(Records from a collection)
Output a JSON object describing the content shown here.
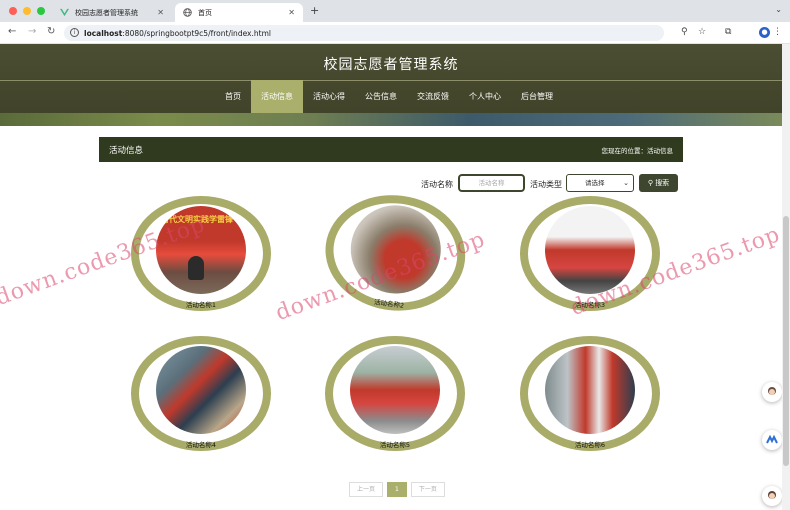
{
  "browser": {
    "tabs": [
      {
        "title": "校园志愿者管理系统"
      },
      {
        "title": "首页"
      }
    ],
    "url_host": "localhost",
    "url_rest": ":8080/springbootpt9c5/front/index.html"
  },
  "site": {
    "title": "校园志愿者管理系统",
    "nav": [
      "首页",
      "活动信息",
      "活动心得",
      "公告信息",
      "交流反馈",
      "个人中心",
      "后台管理"
    ],
    "active_nav": "活动信息"
  },
  "section": {
    "title": "活动信息",
    "breadcrumb": "您现在的位置：活动信息"
  },
  "search": {
    "name_label": "活动名称",
    "name_placeholder": "活动名称",
    "type_label": "活动类型",
    "type_selected": "请选择",
    "button_label": "搜索"
  },
  "activities": [
    {
      "name": "活动名称1",
      "photo_text": "时代文明实践学雷锋"
    },
    {
      "name": "活动名称2",
      "photo_text": ""
    },
    {
      "name": "活动名称3",
      "photo_text": ""
    },
    {
      "name": "活动名称4",
      "photo_text": ""
    },
    {
      "name": "活动名称5",
      "photo_text": ""
    },
    {
      "name": "活动名称6",
      "photo_text": ""
    }
  ],
  "pager": {
    "prev": "上一页",
    "current": "1",
    "next": "下一页"
  },
  "watermark": "down.code365.top",
  "colors": {
    "header": "#4c4e33",
    "accent": "#aab06b",
    "ring": "#a9ab69",
    "section": "#2f3a1e"
  }
}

# Work instructions
Without the pictures, extract every entry verbatim.

# Task solution
Output a JSON object describing the content shown here.
{
  "browser": {
    "tabs": [
      {
        "title": "校园志愿者管理系统"
      },
      {
        "title": "首页"
      }
    ],
    "url_host": "localhost",
    "url_rest": ":8080/springbootpt9c5/front/index.html"
  },
  "site": {
    "title": "校园志愿者管理系统",
    "nav": [
      "首页",
      "活动信息",
      "活动心得",
      "公告信息",
      "交流反馈",
      "个人中心",
      "后台管理"
    ],
    "active_nav": "活动信息"
  },
  "section": {
    "title": "活动信息",
    "breadcrumb": "您现在的位置：活动信息"
  },
  "search": {
    "name_label": "活动名称",
    "name_placeholder": "活动名称",
    "type_label": "活动类型",
    "type_selected": "请选择",
    "button_label": "搜索"
  },
  "activities": [
    {
      "name": "活动名称1",
      "photo_text": "时代文明实践学雷锋"
    },
    {
      "name": "活动名称2",
      "photo_text": ""
    },
    {
      "name": "活动名称3",
      "photo_text": ""
    },
    {
      "name": "活动名称4",
      "photo_text": ""
    },
    {
      "name": "活动名称5",
      "photo_text": ""
    },
    {
      "name": "活动名称6",
      "photo_text": ""
    }
  ],
  "pager": {
    "prev": "上一页",
    "current": "1",
    "next": "下一页"
  },
  "watermark": "down.code365.top",
  "colors": {
    "header": "#4c4e33",
    "accent": "#aab06b",
    "ring": "#a9ab69",
    "section": "#2f3a1e"
  }
}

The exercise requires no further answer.